▶ Items:
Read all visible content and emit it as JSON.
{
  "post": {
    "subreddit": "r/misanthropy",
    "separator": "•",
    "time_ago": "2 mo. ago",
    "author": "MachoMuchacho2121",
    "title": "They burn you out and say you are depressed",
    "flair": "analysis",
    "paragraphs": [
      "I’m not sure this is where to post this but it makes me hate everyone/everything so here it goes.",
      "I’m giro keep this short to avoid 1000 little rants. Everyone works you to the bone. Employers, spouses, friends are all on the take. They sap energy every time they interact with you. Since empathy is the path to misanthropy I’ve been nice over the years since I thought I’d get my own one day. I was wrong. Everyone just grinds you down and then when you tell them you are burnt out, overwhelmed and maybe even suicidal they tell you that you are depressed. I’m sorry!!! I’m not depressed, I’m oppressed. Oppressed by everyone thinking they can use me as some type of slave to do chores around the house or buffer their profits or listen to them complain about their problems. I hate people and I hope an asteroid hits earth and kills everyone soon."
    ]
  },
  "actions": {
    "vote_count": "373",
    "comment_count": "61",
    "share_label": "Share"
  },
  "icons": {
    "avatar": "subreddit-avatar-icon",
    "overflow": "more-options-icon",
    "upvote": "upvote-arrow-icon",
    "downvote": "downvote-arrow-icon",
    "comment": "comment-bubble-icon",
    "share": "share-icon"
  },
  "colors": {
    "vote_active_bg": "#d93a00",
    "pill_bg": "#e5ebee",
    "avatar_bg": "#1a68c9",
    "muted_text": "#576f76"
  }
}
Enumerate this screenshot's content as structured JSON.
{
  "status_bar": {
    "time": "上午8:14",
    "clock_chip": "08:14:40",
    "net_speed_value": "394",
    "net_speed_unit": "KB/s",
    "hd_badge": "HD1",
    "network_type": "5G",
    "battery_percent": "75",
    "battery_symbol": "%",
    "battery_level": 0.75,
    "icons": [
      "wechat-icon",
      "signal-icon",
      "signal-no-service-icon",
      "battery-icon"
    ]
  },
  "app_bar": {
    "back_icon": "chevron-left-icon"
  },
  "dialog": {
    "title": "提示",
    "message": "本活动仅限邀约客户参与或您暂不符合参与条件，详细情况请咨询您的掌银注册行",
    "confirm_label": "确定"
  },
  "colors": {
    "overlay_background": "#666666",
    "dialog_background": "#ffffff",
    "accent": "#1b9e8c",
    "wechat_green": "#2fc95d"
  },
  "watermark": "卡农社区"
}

▶ Job:
Search the records for the string "arrow" and return every line in which it occurs.

▶ Answer for the task:
    "upvote": "upvote-arrow-icon",
    "downvote": "downvote-arrow-icon",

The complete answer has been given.